--- Start of Record excerpts ---

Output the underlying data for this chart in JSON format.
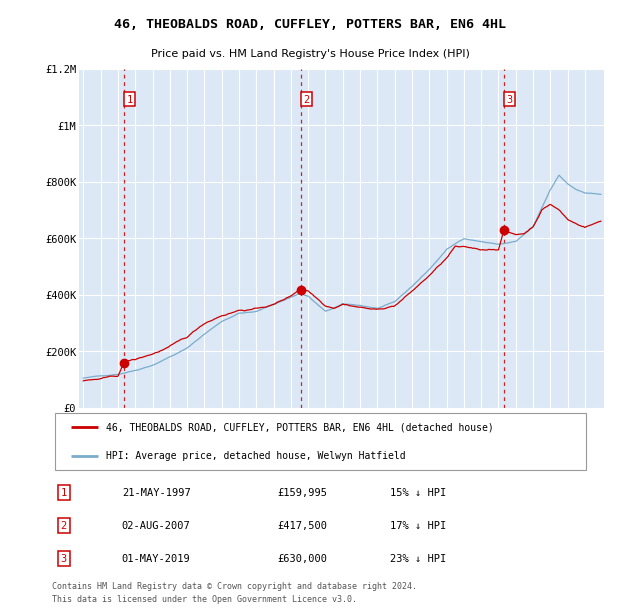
{
  "title": "46, THEOBALDS ROAD, CUFFLEY, POTTERS BAR, EN6 4HL",
  "subtitle": "Price paid vs. HM Land Registry's House Price Index (HPI)",
  "legend_label_red": "46, THEOBALDS ROAD, CUFFLEY, POTTERS BAR, EN6 4HL (detached house)",
  "legend_label_blue": "HPI: Average price, detached house, Welwyn Hatfield",
  "footer1": "Contains HM Land Registry data © Crown copyright and database right 2024.",
  "footer2": "This data is licensed under the Open Government Licence v3.0.",
  "transactions": [
    {
      "label": "1",
      "date": "21-MAY-1997",
      "price": 159995,
      "pct": "15%",
      "dir": "↓",
      "x": 1997.38
    },
    {
      "label": "2",
      "date": "02-AUG-2007",
      "price": 417500,
      "pct": "17%",
      "dir": "↓",
      "x": 2007.58
    },
    {
      "label": "3",
      "date": "01-MAY-2019",
      "price": 630000,
      "pct": "23%",
      "dir": "↓",
      "x": 2019.33
    }
  ],
  "ylim": [
    0,
    1200000
  ],
  "yticks": [
    0,
    200000,
    400000,
    600000,
    800000,
    1000000,
    1200000
  ],
  "ytick_labels": [
    "£0",
    "£200K",
    "£400K",
    "£600K",
    "£800K",
    "£1M",
    "£1.2M"
  ],
  "red_color": "#cc0000",
  "blue_color": "#7aaccc",
  "dashed_color": "#cc0000",
  "background_plot": "#dce8f5",
  "background_fig": "#ffffff",
  "grid_color": "#ffffff"
}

--- End of Record excerpts ---

◆ Do this:
Repeat each line of the records above exactly, but do not copy the pictures.

◆ Solution for this problem:
Output the underlying data for this chart in JSON format.
{
  "title": "46, THEOBALDS ROAD, CUFFLEY, POTTERS BAR, EN6 4HL",
  "subtitle": "Price paid vs. HM Land Registry's House Price Index (HPI)",
  "legend_label_red": "46, THEOBALDS ROAD, CUFFLEY, POTTERS BAR, EN6 4HL (detached house)",
  "legend_label_blue": "HPI: Average price, detached house, Welwyn Hatfield",
  "footer1": "Contains HM Land Registry data © Crown copyright and database right 2024.",
  "footer2": "This data is licensed under the Open Government Licence v3.0.",
  "transactions": [
    {
      "label": "1",
      "date": "21-MAY-1997",
      "price": 159995,
      "pct": "15%",
      "dir": "↓",
      "x": 1997.38
    },
    {
      "label": "2",
      "date": "02-AUG-2007",
      "price": 417500,
      "pct": "17%",
      "dir": "↓",
      "x": 2007.58
    },
    {
      "label": "3",
      "date": "01-MAY-2019",
      "price": 630000,
      "pct": "23%",
      "dir": "↓",
      "x": 2019.33
    }
  ],
  "ylim": [
    0,
    1200000
  ],
  "yticks": [
    0,
    200000,
    400000,
    600000,
    800000,
    1000000,
    1200000
  ],
  "ytick_labels": [
    "£0",
    "£200K",
    "£400K",
    "£600K",
    "£800K",
    "£1M",
    "£1.2M"
  ],
  "red_color": "#cc0000",
  "blue_color": "#7aaccc",
  "dashed_color": "#cc0000",
  "background_plot": "#dce8f5",
  "background_fig": "#ffffff",
  "grid_color": "#ffffff"
}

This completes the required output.